Set down all of the data exactly as it appears.

**** Provided data ****

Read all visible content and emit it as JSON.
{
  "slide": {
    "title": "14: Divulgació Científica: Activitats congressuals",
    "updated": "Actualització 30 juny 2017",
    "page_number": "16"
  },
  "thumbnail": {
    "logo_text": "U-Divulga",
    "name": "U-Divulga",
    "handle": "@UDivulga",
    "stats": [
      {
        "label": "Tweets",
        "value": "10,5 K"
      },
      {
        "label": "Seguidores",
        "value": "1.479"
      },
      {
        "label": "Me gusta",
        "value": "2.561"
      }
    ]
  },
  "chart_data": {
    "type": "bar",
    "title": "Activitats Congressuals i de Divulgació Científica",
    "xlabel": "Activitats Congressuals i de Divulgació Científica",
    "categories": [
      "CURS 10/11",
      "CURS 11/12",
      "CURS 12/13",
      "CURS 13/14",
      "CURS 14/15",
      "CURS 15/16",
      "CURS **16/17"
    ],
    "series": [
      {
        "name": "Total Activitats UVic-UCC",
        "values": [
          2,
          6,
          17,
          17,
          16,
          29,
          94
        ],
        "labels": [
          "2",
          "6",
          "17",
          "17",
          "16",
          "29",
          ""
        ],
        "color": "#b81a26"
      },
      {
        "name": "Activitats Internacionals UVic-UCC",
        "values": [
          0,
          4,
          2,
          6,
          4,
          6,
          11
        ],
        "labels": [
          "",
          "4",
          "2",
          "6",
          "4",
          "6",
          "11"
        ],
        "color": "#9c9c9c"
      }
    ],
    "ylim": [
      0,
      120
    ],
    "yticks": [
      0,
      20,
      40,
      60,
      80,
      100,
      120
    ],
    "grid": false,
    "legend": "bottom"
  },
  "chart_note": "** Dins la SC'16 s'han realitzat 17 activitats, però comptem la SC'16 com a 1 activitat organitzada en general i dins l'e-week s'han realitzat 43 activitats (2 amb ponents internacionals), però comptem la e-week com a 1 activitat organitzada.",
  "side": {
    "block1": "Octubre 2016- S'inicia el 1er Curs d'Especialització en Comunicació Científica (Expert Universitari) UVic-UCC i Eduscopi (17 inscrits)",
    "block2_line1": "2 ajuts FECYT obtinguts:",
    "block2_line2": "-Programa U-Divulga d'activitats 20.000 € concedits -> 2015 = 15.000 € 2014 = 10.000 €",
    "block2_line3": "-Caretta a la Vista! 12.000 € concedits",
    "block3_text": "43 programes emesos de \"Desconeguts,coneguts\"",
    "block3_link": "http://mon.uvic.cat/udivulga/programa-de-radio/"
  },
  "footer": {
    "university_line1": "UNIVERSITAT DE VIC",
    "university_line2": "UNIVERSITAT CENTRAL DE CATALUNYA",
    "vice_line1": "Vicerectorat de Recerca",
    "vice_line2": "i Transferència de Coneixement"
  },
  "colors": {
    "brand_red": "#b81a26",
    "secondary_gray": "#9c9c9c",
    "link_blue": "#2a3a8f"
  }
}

****

- Result of this task:
Read all visible content and emit it as JSON.
{
  "slide": {
    "title": "14: Divulgació Científica: Activitats congressuals",
    "updated": "Actualització 30 juny 2017",
    "page_number": "16"
  },
  "thumbnail": {
    "logo_text": "U-Divulga",
    "name": "U-Divulga",
    "handle": "@UDivulga",
    "stats": [
      {
        "label": "Tweets",
        "value": "10,5 K"
      },
      {
        "label": "Seguidores",
        "value": "1.479"
      },
      {
        "label": "Me gusta",
        "value": "2.561"
      }
    ]
  },
  "chart_data": {
    "type": "bar",
    "title": "Activitats Congressuals i de Divulgació Científica",
    "xlabel": "Activitats Congressuals i de Divulgació Científica",
    "categories": [
      "CURS 10/11",
      "CURS 11/12",
      "CURS 12/13",
      "CURS 13/14",
      "CURS 14/15",
      "CURS 15/16",
      "CURS **16/17"
    ],
    "series": [
      {
        "name": "Total Activitats UVic-UCC",
        "values": [
          2,
          6,
          17,
          17,
          16,
          29,
          94
        ],
        "labels": [
          "2",
          "6",
          "17",
          "17",
          "16",
          "29",
          ""
        ],
        "color": "#b81a26"
      },
      {
        "name": "Activitats Internacionals UVic-UCC",
        "values": [
          0,
          4,
          2,
          6,
          4,
          6,
          11
        ],
        "labels": [
          "",
          "4",
          "2",
          "6",
          "4",
          "6",
          "11"
        ],
        "color": "#9c9c9c"
      }
    ],
    "ylim": [
      0,
      120
    ],
    "yticks": [
      0,
      20,
      40,
      60,
      80,
      100,
      120
    ],
    "grid": false,
    "legend": "bottom"
  },
  "chart_note": "** Dins la SC'16 s'han realitzat 17 activitats, però comptem la SC'16 com a 1 activitat organitzada en general i dins l'e-week s'han realitzat 43 activitats (2 amb ponents internacionals), però comptem la e-week com a 1 activitat organitzada.",
  "side": {
    "block1": "Octubre 2016- S'inicia el 1er Curs d'Especialització en Comunicació Científica (Expert Universitari) UVic-UCC i Eduscopi (17 inscrits)",
    "block2_line1": "2 ajuts FECYT obtinguts:",
    "block2_line2": "-Programa U-Divulga d'activitats 20.000 € concedits -> 2015 = 15.000 € 2014 = 10.000 €",
    "block2_line3": "-Caretta a la Vista! 12.000 € concedits",
    "block3_text": "43 programes emesos de \"Desconeguts,coneguts\"",
    "block3_link": "http://mon.uvic.cat/udivulga/programa-de-radio/"
  },
  "footer": {
    "university_line1": "UNIVERSITAT DE VIC",
    "university_line2": "UNIVERSITAT CENTRAL DE CATALUNYA",
    "vice_line1": "Vicerectorat de Recerca",
    "vice_line2": "i Transferència de Coneixement"
  },
  "colors": {
    "brand_red": "#b81a26",
    "secondary_gray": "#9c9c9c",
    "link_blue": "#2a3a8f"
  }
}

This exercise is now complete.